WHAT THE TASK REQUIRES: Each line of the data that includes the string "config" is to be copied out.

RECORDS FOR THE EXERCISE:
· · · · · · ·
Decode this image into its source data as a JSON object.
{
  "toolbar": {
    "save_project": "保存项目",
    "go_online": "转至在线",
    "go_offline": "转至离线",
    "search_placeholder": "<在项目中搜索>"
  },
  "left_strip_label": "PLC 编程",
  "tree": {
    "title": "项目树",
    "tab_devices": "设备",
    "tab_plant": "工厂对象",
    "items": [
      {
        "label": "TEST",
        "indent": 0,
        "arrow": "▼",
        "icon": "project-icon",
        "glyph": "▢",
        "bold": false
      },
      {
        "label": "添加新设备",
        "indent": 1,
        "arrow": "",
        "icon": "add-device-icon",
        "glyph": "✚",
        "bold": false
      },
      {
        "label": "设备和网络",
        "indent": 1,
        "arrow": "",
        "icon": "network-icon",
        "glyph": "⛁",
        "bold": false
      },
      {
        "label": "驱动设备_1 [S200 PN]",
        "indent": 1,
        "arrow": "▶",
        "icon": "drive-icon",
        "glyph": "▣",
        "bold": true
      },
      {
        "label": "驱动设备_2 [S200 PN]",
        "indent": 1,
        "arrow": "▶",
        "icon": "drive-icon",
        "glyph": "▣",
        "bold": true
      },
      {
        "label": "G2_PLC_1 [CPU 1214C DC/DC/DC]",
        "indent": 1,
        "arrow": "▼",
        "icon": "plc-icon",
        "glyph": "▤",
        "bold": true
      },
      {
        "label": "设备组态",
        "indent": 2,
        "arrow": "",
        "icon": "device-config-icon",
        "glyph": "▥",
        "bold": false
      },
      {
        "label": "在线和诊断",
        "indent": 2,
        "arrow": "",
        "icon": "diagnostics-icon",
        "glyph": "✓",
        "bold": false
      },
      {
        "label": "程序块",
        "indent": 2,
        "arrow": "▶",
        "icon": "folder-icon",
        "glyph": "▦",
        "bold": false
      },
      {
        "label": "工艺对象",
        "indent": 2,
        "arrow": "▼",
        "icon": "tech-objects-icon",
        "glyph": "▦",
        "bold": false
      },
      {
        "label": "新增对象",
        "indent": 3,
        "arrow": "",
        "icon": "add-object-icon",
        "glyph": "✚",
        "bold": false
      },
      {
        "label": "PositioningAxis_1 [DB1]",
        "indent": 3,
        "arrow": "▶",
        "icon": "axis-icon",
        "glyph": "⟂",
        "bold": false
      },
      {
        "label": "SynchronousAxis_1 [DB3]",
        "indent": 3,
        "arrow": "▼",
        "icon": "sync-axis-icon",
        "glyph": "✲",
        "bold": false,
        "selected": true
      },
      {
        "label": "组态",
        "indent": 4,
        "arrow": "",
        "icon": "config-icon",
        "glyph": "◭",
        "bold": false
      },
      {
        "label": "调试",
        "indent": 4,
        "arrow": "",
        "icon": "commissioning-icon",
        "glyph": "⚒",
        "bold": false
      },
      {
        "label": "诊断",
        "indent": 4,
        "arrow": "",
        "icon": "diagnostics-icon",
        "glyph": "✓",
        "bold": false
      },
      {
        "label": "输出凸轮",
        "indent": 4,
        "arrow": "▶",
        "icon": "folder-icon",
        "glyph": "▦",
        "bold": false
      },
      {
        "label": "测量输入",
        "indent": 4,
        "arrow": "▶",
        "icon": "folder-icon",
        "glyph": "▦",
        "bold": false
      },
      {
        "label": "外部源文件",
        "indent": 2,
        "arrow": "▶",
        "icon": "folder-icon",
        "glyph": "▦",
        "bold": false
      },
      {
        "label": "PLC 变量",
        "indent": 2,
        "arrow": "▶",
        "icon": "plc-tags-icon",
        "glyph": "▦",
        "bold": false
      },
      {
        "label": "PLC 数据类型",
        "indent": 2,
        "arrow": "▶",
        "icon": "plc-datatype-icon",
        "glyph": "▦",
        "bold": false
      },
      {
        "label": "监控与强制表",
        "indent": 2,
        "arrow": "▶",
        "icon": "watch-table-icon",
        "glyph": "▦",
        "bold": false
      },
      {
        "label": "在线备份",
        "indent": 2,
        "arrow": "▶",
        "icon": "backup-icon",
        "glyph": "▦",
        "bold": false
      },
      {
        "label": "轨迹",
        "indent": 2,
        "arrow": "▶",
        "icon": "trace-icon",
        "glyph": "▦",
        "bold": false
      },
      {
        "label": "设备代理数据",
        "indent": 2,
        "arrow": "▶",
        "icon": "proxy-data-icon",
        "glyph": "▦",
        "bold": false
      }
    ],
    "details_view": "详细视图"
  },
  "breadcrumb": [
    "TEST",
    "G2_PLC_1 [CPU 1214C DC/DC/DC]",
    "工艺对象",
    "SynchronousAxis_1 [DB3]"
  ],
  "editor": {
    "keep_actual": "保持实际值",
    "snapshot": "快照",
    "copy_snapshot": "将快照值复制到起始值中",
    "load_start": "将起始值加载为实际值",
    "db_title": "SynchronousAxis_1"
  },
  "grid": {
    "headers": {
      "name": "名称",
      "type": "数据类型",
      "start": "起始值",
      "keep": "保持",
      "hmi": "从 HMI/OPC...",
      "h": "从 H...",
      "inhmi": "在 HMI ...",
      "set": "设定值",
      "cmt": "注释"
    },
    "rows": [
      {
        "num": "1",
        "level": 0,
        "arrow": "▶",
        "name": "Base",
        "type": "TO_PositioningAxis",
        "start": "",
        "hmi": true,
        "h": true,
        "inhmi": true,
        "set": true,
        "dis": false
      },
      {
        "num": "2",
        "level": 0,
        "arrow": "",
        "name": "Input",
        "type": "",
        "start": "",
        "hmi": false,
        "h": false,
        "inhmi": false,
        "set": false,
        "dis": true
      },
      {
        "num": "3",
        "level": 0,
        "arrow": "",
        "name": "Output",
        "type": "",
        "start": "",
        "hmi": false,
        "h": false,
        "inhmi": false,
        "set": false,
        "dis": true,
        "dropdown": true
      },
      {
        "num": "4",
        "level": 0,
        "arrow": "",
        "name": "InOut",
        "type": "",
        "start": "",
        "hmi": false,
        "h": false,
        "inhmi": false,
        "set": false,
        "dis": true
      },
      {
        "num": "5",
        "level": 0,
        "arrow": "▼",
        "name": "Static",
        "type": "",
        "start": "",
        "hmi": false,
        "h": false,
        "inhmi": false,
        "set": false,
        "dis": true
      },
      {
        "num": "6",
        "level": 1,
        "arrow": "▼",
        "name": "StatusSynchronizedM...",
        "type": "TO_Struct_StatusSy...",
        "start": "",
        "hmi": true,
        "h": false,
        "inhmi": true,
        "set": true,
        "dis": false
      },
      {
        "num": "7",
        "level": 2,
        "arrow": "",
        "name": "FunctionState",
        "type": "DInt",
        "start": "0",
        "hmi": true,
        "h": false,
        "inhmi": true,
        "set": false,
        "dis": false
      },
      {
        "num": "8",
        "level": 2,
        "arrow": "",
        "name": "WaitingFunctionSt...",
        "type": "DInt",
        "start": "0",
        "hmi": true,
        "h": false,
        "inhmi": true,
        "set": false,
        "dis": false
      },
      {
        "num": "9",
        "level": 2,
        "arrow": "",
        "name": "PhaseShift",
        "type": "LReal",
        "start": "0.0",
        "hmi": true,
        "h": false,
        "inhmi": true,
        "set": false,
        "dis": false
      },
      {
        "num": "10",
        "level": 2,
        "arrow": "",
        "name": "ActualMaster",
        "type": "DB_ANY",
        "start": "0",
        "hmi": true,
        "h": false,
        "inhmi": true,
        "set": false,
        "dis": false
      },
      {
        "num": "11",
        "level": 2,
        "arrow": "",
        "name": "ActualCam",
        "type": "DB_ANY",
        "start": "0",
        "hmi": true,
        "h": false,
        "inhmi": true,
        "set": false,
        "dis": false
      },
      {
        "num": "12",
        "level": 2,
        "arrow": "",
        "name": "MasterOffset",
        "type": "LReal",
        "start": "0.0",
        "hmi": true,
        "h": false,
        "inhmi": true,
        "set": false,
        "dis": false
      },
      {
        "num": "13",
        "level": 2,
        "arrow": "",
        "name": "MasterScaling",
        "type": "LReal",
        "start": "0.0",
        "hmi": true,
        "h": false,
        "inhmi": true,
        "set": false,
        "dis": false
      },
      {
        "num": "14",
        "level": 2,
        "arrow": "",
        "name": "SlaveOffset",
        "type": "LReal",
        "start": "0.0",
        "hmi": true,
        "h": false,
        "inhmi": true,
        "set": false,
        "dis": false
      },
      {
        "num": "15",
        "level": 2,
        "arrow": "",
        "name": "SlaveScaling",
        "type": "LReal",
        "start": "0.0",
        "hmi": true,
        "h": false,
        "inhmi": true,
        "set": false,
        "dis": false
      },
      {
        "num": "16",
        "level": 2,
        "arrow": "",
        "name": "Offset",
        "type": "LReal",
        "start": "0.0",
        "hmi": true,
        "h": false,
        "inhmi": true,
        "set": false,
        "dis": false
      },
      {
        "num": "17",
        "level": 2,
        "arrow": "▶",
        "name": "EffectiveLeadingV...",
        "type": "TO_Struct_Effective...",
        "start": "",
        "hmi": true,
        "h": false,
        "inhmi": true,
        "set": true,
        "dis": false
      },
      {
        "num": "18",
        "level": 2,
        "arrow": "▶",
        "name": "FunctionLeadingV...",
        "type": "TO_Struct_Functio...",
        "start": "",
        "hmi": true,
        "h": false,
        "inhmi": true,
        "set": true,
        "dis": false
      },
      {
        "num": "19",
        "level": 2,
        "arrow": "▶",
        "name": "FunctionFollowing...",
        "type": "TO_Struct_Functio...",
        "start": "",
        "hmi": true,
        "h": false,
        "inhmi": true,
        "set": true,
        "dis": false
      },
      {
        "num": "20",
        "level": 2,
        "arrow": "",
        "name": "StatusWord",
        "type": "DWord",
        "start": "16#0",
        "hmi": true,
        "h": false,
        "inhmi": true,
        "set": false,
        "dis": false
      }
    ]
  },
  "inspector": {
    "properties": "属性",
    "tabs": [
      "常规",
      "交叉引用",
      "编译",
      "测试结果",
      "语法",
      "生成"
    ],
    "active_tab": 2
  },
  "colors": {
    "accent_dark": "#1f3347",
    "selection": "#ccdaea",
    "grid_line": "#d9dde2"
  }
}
· · · · · · ·
FINISHED TASK:
        "icon": "device-config-icon",
        "icon": "config-icon",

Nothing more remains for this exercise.